Data entries:
"""
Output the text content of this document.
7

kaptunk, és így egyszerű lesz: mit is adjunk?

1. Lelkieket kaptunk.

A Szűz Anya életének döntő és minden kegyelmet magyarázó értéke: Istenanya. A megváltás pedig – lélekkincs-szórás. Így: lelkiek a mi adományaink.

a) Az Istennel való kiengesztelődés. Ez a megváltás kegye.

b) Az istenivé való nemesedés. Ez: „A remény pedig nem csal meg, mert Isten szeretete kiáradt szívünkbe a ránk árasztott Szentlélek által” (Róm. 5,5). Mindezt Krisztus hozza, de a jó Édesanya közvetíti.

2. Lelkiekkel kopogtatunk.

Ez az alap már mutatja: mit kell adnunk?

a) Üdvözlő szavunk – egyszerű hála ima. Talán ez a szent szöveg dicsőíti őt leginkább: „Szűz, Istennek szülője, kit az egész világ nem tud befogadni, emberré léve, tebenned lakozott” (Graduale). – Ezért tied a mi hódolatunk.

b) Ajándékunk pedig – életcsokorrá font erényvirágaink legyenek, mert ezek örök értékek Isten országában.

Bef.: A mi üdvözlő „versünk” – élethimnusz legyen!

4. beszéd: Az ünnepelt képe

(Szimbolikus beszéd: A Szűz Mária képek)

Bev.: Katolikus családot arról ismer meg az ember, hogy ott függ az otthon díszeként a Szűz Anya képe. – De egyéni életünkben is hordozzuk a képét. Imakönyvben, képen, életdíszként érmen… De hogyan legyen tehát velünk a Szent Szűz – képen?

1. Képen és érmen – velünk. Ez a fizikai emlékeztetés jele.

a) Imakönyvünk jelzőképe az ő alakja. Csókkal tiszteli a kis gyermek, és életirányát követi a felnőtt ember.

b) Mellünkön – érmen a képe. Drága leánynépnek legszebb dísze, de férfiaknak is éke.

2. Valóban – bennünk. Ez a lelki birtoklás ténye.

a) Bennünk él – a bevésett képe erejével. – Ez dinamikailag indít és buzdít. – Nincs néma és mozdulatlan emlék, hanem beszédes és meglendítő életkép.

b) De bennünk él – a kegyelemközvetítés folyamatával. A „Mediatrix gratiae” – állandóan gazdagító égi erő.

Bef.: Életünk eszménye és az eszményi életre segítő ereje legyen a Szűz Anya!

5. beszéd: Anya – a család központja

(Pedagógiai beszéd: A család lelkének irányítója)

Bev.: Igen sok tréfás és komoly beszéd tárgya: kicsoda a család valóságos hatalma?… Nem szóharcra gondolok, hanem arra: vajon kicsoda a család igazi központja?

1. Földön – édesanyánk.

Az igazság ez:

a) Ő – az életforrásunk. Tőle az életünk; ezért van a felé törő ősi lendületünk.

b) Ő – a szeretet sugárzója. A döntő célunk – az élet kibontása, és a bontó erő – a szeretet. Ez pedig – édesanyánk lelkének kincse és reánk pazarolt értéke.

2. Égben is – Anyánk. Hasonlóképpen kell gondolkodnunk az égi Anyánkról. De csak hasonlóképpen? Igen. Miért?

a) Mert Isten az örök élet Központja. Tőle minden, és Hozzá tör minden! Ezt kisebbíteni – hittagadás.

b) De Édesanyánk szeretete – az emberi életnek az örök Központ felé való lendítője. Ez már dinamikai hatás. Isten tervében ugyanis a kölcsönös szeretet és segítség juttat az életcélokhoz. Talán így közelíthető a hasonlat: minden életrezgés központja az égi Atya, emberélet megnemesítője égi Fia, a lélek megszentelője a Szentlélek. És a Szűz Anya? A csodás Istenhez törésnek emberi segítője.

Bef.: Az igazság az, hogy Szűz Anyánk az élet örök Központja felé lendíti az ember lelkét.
"""
● **Given task**
Find the lines above that contain the word "lelkének" and collect them.

● **Output**
(Pedagógiai beszéd: A család lelkének irányítója)
b) Ő – a szeretet sugárzója. A döntő célunk – az élet kibontása, és a bontó erő – a szeretet. Ez pedig – édesanyánk lelkének kincse és reánk pazarolt értéke.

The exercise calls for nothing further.